■ Task statement
Word for word, repeat the entries, minus the pictures.

= = = = =

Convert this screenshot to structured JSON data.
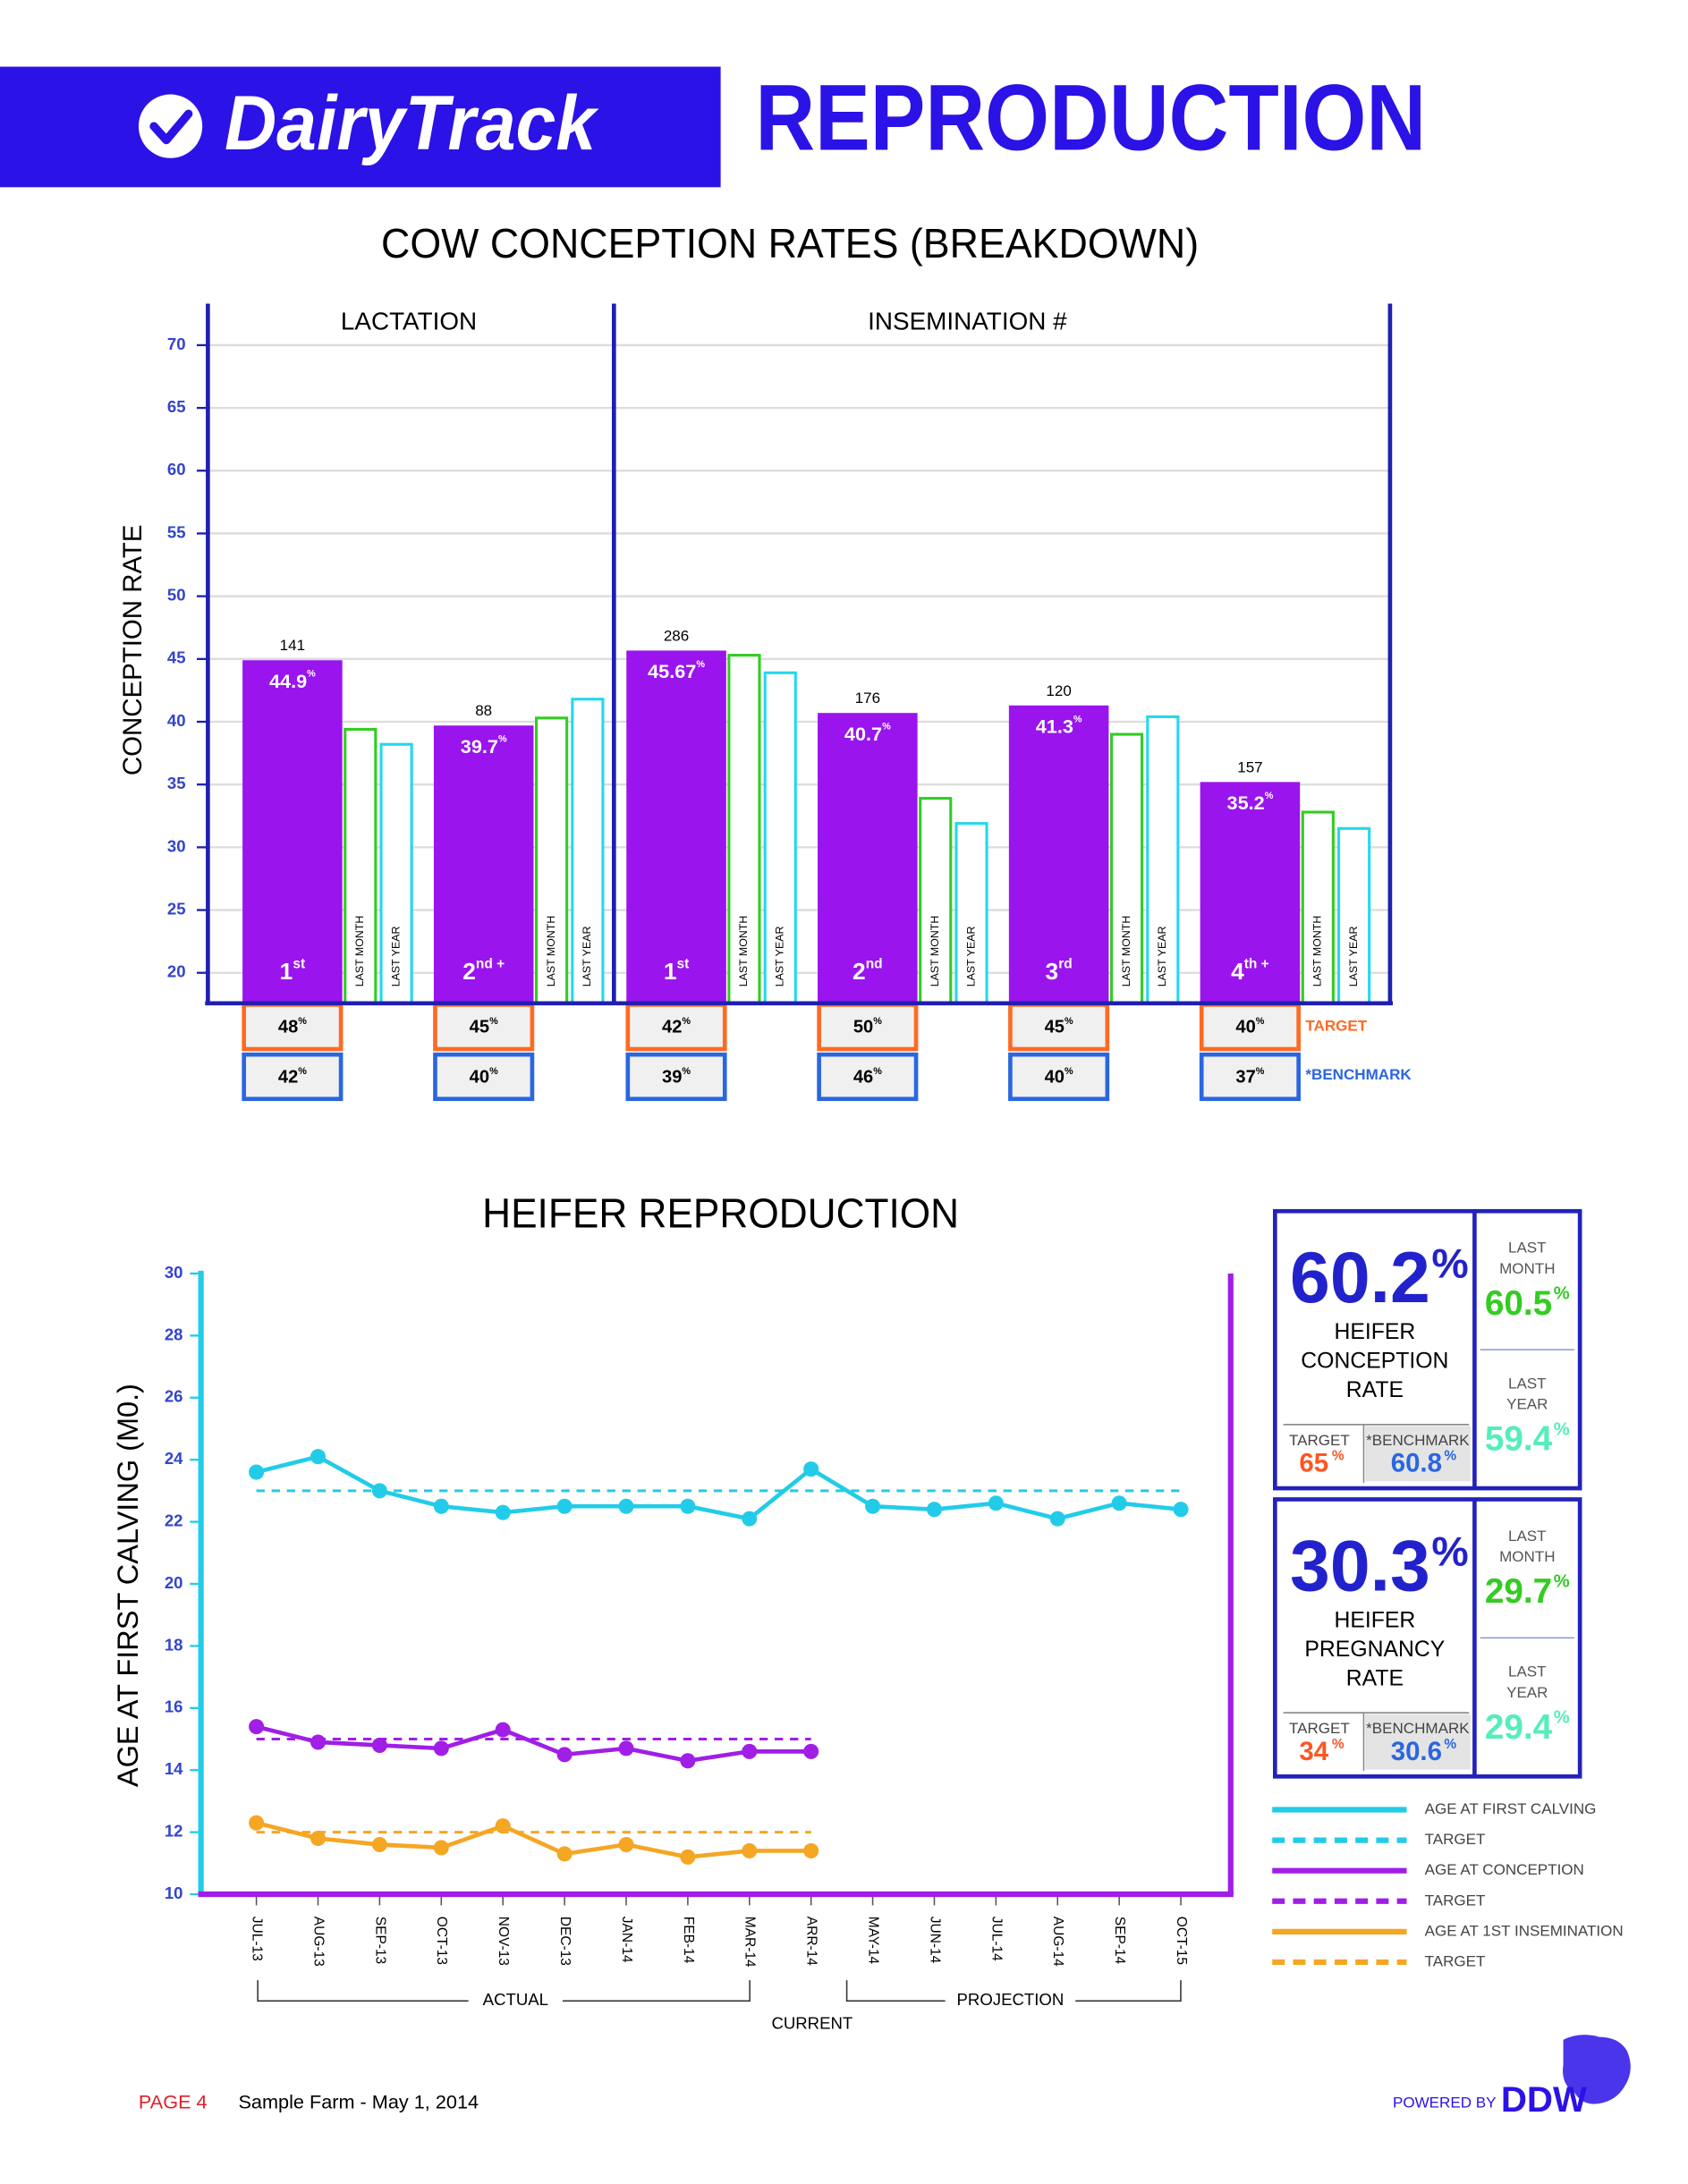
{
  "header": {
    "brand": "DairyTrack",
    "title": "REPRODUCTION"
  },
  "chart_data": [
    {
      "type": "bar",
      "title": "COW CONCEPTION RATES (BREAKDOWN)",
      "y_label": "CONCEPTION RATE",
      "ylim": [
        17.57,
        73.31
      ],
      "yticks": [
        20,
        25,
        30,
        35,
        40,
        45,
        50,
        55,
        60,
        65,
        70
      ],
      "grid": true,
      "value_suffix": "%",
      "groups": [
        {
          "label": "LACTATION",
          "categories": [
            {
              "main": "1",
              "sup": "st"
            },
            {
              "main": "2",
              "sup": "nd +"
            }
          ]
        },
        {
          "label": "INSEMINATION #",
          "categories": [
            {
              "main": "1",
              "sup": "st"
            },
            {
              "main": "2",
              "sup": "nd"
            },
            {
              "main": "3",
              "sup": "rd"
            },
            {
              "main": "4",
              "sup": "th +"
            }
          ]
        }
      ],
      "counts": [
        141,
        88,
        286,
        176,
        120,
        157
      ],
      "series": [
        {
          "color": "#9a14ee",
          "style": "filled",
          "values": [
            44.9,
            39.7,
            45.67,
            40.7,
            41.3,
            35.2
          ]
        },
        {
          "name": "LAST MONTH",
          "color": "#33cc22",
          "style": "outline",
          "values": [
            39.4,
            40.3,
            45.3,
            33.9,
            39.0,
            32.8
          ]
        },
        {
          "name": "LAST YEAR",
          "color": "#22d8ee",
          "style": "outline",
          "values": [
            38.2,
            41.8,
            43.9,
            31.9,
            40.4,
            31.5
          ]
        }
      ],
      "target": {
        "label": "TARGET",
        "color": "#ff6a22",
        "values": [
          48,
          45,
          42,
          50,
          45,
          40
        ]
      },
      "benchmark": {
        "label": "*BENCHMARK",
        "color": "#2a66e0",
        "values": [
          42,
          40,
          39,
          46,
          40,
          37
        ]
      }
    },
    {
      "type": "line",
      "title": "HEIFER REPRODUCTION",
      "y_label": "AGE AT FIRST CALVING (M0.)",
      "ylim": [
        10,
        30
      ],
      "yticks": [
        10,
        12,
        14,
        16,
        18,
        20,
        22,
        24,
        26,
        28,
        30
      ],
      "categories": [
        "JUL-13",
        "AUG-13",
        "SEP-13",
        "OCT-13",
        "NOV-13",
        "DEC-13",
        "JAN-14",
        "FEB-14",
        "MAR-14",
        "ARR-14",
        "MAY-14",
        "JUN-14",
        "JUL-14",
        "AUG-14",
        "SEP-14",
        "OCT-15"
      ],
      "series": [
        {
          "name": "AGE AT FIRST CALVING",
          "color": "#22cce8",
          "dashed": false,
          "values": [
            23.6,
            24.1,
            23.0,
            22.5,
            22.3,
            22.5,
            22.5,
            22.5,
            22.1,
            23.7,
            22.5,
            22.4,
            22.6,
            22.1,
            22.6,
            22.4
          ]
        },
        {
          "name": "TARGET",
          "color": "#22cce8",
          "dashed": true,
          "values": [
            23,
            23,
            23,
            23,
            23,
            23,
            23,
            23,
            23,
            23,
            23,
            23,
            23,
            23,
            23,
            23
          ]
        },
        {
          "name": "AGE AT CONCEPTION",
          "color": "#a01ee6",
          "dashed": false,
          "values": [
            15.4,
            14.9,
            14.8,
            14.7,
            15.3,
            14.5,
            14.7,
            14.3,
            14.6,
            14.6,
            null,
            null,
            null,
            null,
            null,
            null
          ]
        },
        {
          "name": "TARGET",
          "color": "#a01ee6",
          "dashed": true,
          "values": [
            15,
            15,
            15,
            15,
            15,
            15,
            15,
            15,
            15,
            15,
            null,
            null,
            null,
            null,
            null,
            null
          ]
        },
        {
          "name": "AGE AT 1ST INSEMINATION",
          "color": "#f5a623",
          "dashed": false,
          "values": [
            12.3,
            11.8,
            11.6,
            11.5,
            12.2,
            11.3,
            11.6,
            11.2,
            11.4,
            11.4,
            null,
            null,
            null,
            null,
            null,
            null
          ]
        },
        {
          "name": "TARGET",
          "color": "#f5a623",
          "dashed": true,
          "values": [
            12,
            12,
            12,
            12,
            12,
            12,
            12,
            12,
            12,
            12,
            null,
            null,
            null,
            null,
            null,
            null
          ]
        }
      ],
      "annotations": {
        "actual": "ACTUAL",
        "projection": "PROJECTION",
        "current": "CURRENT"
      }
    }
  ],
  "panels": [
    {
      "value": 60.2,
      "unit": "%",
      "label": [
        "HEIFER",
        "CONCEPTION",
        "RATE"
      ],
      "target_label": "TARGET",
      "target": 65,
      "benchmark_label": "*BENCHMARK",
      "benchmark": 60.8,
      "last_month_label": [
        "LAST",
        "MONTH"
      ],
      "last_month": 60.5,
      "last_year_label": [
        "LAST",
        "YEAR"
      ],
      "last_year": 59.4
    },
    {
      "value": 30.3,
      "unit": "%",
      "label": [
        "HEIFER",
        "PREGNANCY",
        "RATE"
      ],
      "target_label": "TARGET",
      "target": 34,
      "benchmark_label": "*BENCHMARK",
      "benchmark": 30.6,
      "last_month_label": [
        "LAST",
        "MONTH"
      ],
      "last_month": 29.7,
      "last_year_label": [
        "LAST",
        "YEAR"
      ],
      "last_year": 29.4
    }
  ],
  "footer": {
    "page": "PAGE 4",
    "farm": "Sample Farm - May 1, 2014",
    "powered": "POWERED BY",
    "logo": "DDW"
  }
}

= = = = =

■ Finished task
Convert this screenshot to structured JSON data.
{
  "header": {
    "brand": "DairyTrack",
    "title": "REPRODUCTION"
  },
  "chart_data": [
    {
      "type": "bar",
      "title": "COW CONCEPTION RATES (BREAKDOWN)",
      "y_label": "CONCEPTION RATE",
      "ylim": [
        17.57,
        73.31
      ],
      "yticks": [
        20,
        25,
        30,
        35,
        40,
        45,
        50,
        55,
        60,
        65,
        70
      ],
      "grid": true,
      "value_suffix": "%",
      "groups": [
        {
          "label": "LACTATION",
          "categories": [
            {
              "main": "1",
              "sup": "st"
            },
            {
              "main": "2",
              "sup": "nd +"
            }
          ]
        },
        {
          "label": "INSEMINATION #",
          "categories": [
            {
              "main": "1",
              "sup": "st"
            },
            {
              "main": "2",
              "sup": "nd"
            },
            {
              "main": "3",
              "sup": "rd"
            },
            {
              "main": "4",
              "sup": "th +"
            }
          ]
        }
      ],
      "counts": [
        141,
        88,
        286,
        176,
        120,
        157
      ],
      "series": [
        {
          "color": "#9a14ee",
          "style": "filled",
          "values": [
            44.9,
            39.7,
            45.67,
            40.7,
            41.3,
            35.2
          ]
        },
        {
          "name": "LAST MONTH",
          "color": "#33cc22",
          "style": "outline",
          "values": [
            39.4,
            40.3,
            45.3,
            33.9,
            39.0,
            32.8
          ]
        },
        {
          "name": "LAST YEAR",
          "color": "#22d8ee",
          "style": "outline",
          "values": [
            38.2,
            41.8,
            43.9,
            31.9,
            40.4,
            31.5
          ]
        }
      ],
      "target": {
        "label": "TARGET",
        "color": "#ff6a22",
        "values": [
          48,
          45,
          42,
          50,
          45,
          40
        ]
      },
      "benchmark": {
        "label": "*BENCHMARK",
        "color": "#2a66e0",
        "values": [
          42,
          40,
          39,
          46,
          40,
          37
        ]
      }
    },
    {
      "type": "line",
      "title": "HEIFER REPRODUCTION",
      "y_label": "AGE AT FIRST CALVING (M0.)",
      "ylim": [
        10,
        30
      ],
      "yticks": [
        10,
        12,
        14,
        16,
        18,
        20,
        22,
        24,
        26,
        28,
        30
      ],
      "categories": [
        "JUL-13",
        "AUG-13",
        "SEP-13",
        "OCT-13",
        "NOV-13",
        "DEC-13",
        "JAN-14",
        "FEB-14",
        "MAR-14",
        "ARR-14",
        "MAY-14",
        "JUN-14",
        "JUL-14",
        "AUG-14",
        "SEP-14",
        "OCT-15"
      ],
      "series": [
        {
          "name": "AGE AT FIRST CALVING",
          "color": "#22cce8",
          "dashed": false,
          "values": [
            23.6,
            24.1,
            23.0,
            22.5,
            22.3,
            22.5,
            22.5,
            22.5,
            22.1,
            23.7,
            22.5,
            22.4,
            22.6,
            22.1,
            22.6,
            22.4
          ]
        },
        {
          "name": "TARGET",
          "color": "#22cce8",
          "dashed": true,
          "values": [
            23,
            23,
            23,
            23,
            23,
            23,
            23,
            23,
            23,
            23,
            23,
            23,
            23,
            23,
            23,
            23
          ]
        },
        {
          "name": "AGE AT CONCEPTION",
          "color": "#a01ee6",
          "dashed": false,
          "values": [
            15.4,
            14.9,
            14.8,
            14.7,
            15.3,
            14.5,
            14.7,
            14.3,
            14.6,
            14.6,
            null,
            null,
            null,
            null,
            null,
            null
          ]
        },
        {
          "name": "TARGET",
          "color": "#a01ee6",
          "dashed": true,
          "values": [
            15,
            15,
            15,
            15,
            15,
            15,
            15,
            15,
            15,
            15,
            null,
            null,
            null,
            null,
            null,
            null
          ]
        },
        {
          "name": "AGE AT 1ST INSEMINATION",
          "color": "#f5a623",
          "dashed": false,
          "values": [
            12.3,
            11.8,
            11.6,
            11.5,
            12.2,
            11.3,
            11.6,
            11.2,
            11.4,
            11.4,
            null,
            null,
            null,
            null,
            null,
            null
          ]
        },
        {
          "name": "TARGET",
          "color": "#f5a623",
          "dashed": true,
          "values": [
            12,
            12,
            12,
            12,
            12,
            12,
            12,
            12,
            12,
            12,
            null,
            null,
            null,
            null,
            null,
            null
          ]
        }
      ],
      "annotations": {
        "actual": "ACTUAL",
        "projection": "PROJECTION",
        "current": "CURRENT"
      }
    }
  ],
  "panels": [
    {
      "value": 60.2,
      "unit": "%",
      "label": [
        "HEIFER",
        "CONCEPTION",
        "RATE"
      ],
      "target_label": "TARGET",
      "target": 65,
      "benchmark_label": "*BENCHMARK",
      "benchmark": 60.8,
      "last_month_label": [
        "LAST",
        "MONTH"
      ],
      "last_month": 60.5,
      "last_year_label": [
        "LAST",
        "YEAR"
      ],
      "last_year": 59.4
    },
    {
      "value": 30.3,
      "unit": "%",
      "label": [
        "HEIFER",
        "PREGNANCY",
        "RATE"
      ],
      "target_label": "TARGET",
      "target": 34,
      "benchmark_label": "*BENCHMARK",
      "benchmark": 30.6,
      "last_month_label": [
        "LAST",
        "MONTH"
      ],
      "last_month": 29.7,
      "last_year_label": [
        "LAST",
        "YEAR"
      ],
      "last_year": 29.4
    }
  ],
  "footer": {
    "page": "PAGE 4",
    "farm": "Sample Farm - May 1, 2014",
    "powered": "POWERED BY",
    "logo": "DDW"
  }
}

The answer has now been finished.